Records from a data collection

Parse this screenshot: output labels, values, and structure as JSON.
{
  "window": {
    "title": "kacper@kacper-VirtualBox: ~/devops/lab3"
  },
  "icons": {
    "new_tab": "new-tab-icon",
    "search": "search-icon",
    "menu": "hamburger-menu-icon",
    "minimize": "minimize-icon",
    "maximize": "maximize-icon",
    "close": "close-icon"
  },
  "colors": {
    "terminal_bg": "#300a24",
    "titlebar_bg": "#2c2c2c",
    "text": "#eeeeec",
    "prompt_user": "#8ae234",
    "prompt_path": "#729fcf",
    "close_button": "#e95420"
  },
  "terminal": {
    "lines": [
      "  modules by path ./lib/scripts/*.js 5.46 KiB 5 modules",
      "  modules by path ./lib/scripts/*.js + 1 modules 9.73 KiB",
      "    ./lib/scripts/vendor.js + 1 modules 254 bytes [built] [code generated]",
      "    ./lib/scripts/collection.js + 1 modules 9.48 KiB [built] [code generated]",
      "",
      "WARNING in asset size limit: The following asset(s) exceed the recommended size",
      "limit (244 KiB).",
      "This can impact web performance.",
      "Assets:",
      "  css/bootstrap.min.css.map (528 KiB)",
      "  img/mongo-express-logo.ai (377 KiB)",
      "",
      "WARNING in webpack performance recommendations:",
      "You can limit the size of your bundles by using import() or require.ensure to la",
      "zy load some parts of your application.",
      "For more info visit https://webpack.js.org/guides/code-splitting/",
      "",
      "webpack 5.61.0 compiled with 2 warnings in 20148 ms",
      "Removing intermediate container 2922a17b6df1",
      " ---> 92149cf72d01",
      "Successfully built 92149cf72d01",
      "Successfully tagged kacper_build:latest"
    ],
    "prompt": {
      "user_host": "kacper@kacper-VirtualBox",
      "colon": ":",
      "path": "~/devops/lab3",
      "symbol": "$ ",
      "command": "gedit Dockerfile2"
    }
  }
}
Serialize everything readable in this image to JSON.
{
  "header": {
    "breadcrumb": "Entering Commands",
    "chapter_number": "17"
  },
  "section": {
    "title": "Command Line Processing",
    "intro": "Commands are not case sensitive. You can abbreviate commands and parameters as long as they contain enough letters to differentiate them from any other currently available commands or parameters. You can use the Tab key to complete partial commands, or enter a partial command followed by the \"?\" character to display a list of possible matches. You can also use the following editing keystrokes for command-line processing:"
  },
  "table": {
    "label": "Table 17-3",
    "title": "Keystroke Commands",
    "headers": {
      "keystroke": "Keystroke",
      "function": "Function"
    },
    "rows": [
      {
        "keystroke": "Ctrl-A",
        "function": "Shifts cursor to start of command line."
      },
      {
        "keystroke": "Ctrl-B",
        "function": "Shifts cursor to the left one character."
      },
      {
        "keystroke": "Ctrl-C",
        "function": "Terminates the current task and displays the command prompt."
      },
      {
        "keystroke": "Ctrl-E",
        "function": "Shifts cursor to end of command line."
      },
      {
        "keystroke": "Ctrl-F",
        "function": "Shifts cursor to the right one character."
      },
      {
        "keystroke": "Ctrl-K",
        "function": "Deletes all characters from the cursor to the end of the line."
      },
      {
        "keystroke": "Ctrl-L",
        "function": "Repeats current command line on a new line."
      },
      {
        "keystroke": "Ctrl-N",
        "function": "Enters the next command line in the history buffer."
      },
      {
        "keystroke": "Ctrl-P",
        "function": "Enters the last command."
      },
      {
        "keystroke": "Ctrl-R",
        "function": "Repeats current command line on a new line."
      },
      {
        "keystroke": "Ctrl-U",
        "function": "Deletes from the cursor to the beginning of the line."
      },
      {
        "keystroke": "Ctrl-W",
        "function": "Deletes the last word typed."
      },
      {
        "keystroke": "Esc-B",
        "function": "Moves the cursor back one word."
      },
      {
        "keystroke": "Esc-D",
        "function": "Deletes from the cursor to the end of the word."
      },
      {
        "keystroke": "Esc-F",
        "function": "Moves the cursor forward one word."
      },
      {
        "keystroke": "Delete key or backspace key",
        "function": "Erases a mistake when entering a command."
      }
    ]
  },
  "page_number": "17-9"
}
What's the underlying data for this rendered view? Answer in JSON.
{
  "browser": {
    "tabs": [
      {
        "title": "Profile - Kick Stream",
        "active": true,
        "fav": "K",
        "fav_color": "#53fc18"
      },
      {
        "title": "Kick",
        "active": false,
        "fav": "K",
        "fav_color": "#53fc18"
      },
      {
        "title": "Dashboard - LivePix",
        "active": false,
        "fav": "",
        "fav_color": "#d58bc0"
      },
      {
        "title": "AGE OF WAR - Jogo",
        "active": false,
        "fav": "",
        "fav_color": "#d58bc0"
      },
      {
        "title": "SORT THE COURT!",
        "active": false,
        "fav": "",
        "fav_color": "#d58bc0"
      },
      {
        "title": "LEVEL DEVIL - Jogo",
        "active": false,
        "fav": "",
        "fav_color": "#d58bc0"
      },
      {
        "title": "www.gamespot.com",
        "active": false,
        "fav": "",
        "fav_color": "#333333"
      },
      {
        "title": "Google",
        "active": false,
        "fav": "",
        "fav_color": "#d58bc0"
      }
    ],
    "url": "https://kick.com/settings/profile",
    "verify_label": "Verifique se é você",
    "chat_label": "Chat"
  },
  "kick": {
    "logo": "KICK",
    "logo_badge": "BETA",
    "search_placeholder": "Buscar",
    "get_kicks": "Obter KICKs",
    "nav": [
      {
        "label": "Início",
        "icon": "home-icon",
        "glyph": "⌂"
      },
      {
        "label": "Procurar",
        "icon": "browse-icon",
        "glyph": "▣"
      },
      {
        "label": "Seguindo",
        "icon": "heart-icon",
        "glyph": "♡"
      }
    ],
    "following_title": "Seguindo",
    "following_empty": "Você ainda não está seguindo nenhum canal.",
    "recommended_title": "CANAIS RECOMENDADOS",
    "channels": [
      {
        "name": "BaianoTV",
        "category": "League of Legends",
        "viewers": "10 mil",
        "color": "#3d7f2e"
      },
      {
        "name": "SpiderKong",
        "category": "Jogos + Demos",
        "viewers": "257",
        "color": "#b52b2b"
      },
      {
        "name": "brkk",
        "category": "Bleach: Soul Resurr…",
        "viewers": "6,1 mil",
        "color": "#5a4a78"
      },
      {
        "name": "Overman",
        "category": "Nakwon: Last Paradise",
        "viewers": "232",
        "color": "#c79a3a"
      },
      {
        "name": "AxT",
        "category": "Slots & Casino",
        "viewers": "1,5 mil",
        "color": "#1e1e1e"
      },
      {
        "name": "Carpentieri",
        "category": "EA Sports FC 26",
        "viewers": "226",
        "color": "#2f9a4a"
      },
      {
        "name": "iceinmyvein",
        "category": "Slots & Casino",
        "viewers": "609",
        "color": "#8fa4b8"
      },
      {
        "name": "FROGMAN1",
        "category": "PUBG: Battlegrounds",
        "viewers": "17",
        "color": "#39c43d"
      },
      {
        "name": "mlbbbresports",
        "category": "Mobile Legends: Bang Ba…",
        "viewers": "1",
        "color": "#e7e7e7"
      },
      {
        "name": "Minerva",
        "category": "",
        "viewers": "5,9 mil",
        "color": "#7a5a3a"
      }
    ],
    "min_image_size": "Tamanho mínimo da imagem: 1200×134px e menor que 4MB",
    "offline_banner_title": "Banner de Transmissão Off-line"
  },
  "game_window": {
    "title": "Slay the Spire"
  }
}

### [TASK INSTRUCTIONS]
Search the entries for "Shifts" and copy out each line that has it.

### [THE REPLY]
        "function": "Shifts cursor to start of command line."
        "function": "Shifts cursor to the left one character."
        "function": "Shifts cursor to end of command line."
        "function": "Shifts cursor to the right one character."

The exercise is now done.